===== Material for this exercise

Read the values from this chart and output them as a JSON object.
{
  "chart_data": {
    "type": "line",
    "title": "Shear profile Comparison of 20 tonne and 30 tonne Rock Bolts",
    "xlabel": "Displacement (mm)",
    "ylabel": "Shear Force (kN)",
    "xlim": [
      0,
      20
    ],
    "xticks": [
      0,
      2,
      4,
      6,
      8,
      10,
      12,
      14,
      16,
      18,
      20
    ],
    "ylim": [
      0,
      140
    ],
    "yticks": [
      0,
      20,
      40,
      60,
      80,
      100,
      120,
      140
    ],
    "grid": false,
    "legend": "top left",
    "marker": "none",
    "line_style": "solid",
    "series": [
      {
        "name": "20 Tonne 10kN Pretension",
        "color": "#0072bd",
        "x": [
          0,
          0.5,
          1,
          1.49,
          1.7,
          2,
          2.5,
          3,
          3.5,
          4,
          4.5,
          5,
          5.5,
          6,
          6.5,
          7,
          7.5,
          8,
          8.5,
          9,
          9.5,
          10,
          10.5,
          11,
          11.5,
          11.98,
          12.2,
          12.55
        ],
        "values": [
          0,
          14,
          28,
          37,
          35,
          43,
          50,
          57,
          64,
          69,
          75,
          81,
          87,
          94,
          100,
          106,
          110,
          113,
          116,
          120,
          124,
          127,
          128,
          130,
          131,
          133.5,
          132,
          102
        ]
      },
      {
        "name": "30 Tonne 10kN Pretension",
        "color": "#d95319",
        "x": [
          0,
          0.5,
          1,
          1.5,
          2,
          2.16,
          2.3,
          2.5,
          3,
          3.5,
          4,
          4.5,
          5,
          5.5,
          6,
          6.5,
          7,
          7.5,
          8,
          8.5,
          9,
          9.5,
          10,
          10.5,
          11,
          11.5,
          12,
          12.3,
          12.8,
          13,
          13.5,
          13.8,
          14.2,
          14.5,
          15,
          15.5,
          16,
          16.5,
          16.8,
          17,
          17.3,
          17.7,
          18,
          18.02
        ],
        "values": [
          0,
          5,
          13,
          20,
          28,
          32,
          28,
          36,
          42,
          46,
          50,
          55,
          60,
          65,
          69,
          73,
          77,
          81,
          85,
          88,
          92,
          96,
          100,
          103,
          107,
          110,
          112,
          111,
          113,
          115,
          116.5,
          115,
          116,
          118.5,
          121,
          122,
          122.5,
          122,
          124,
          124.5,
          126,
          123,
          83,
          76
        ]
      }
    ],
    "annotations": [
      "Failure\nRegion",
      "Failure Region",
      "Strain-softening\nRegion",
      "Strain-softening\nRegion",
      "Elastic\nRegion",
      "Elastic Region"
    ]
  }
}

==========

§ Exercise instructions: Work through the data and report how many of its lines hold the word "nRegion", giving only the figure.

§ Reply: 4